-- start of Data provided --
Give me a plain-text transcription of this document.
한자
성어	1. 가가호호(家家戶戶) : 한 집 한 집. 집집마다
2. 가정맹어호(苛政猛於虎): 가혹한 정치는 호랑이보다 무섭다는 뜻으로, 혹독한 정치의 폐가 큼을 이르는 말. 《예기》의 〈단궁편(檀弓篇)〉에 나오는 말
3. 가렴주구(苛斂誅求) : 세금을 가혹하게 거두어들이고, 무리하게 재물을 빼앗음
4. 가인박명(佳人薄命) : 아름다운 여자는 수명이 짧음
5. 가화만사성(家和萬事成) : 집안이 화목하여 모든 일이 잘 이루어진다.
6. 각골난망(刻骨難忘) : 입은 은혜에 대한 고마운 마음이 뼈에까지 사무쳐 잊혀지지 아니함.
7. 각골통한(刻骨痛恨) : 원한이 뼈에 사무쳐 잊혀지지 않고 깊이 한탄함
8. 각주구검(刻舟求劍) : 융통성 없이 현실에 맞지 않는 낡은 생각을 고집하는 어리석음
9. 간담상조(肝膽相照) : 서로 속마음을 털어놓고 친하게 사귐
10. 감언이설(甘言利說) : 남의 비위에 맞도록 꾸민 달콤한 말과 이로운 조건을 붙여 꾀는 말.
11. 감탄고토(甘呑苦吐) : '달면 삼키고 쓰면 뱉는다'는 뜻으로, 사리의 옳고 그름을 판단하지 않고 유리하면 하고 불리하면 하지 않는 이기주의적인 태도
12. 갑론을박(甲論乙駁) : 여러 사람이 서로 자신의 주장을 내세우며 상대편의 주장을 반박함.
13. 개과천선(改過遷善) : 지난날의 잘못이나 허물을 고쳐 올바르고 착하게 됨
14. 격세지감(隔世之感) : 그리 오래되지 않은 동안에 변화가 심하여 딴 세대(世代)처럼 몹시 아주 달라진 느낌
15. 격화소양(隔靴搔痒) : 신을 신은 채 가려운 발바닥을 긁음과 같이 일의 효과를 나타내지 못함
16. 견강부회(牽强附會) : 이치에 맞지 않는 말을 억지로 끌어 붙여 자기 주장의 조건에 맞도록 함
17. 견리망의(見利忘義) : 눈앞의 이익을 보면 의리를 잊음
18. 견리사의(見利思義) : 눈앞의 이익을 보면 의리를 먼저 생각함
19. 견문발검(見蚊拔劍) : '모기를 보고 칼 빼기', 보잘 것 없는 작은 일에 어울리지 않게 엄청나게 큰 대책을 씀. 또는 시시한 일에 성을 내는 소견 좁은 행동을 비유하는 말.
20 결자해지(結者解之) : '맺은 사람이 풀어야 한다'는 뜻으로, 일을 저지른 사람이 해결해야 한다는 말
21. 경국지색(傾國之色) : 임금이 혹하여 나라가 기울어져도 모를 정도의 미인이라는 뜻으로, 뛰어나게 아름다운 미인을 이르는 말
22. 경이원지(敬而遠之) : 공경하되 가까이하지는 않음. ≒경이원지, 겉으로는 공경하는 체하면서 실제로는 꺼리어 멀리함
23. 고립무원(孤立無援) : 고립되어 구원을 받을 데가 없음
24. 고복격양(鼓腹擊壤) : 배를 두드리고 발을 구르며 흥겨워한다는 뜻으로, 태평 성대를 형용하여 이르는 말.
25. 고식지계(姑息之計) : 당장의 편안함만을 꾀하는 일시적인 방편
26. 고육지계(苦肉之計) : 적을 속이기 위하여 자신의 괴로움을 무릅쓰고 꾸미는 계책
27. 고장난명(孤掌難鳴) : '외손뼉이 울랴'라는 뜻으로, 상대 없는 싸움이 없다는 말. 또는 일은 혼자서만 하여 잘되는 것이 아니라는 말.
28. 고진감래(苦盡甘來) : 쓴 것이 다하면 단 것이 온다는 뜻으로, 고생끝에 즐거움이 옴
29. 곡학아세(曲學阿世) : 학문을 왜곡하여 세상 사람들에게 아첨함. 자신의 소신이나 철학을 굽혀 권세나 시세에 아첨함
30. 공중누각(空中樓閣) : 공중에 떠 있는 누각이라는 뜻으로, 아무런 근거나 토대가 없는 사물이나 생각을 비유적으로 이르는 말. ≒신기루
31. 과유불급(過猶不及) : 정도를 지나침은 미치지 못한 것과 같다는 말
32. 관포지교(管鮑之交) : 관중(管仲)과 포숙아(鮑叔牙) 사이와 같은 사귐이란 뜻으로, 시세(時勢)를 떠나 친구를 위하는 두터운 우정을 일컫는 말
-- end of Data provided --
Work required
Pull out each line of the entries that contains "잊혀지지".

Final result
6. 각골난망(刻骨難忘) : 입은 은혜에 대한 고마운 마음이 뼈에까지 사무쳐 잊혀지지 아니함.
7. 각골통한(刻骨痛恨) : 원한이 뼈에 사무쳐 잊혀지지 않고 깊이 한탄함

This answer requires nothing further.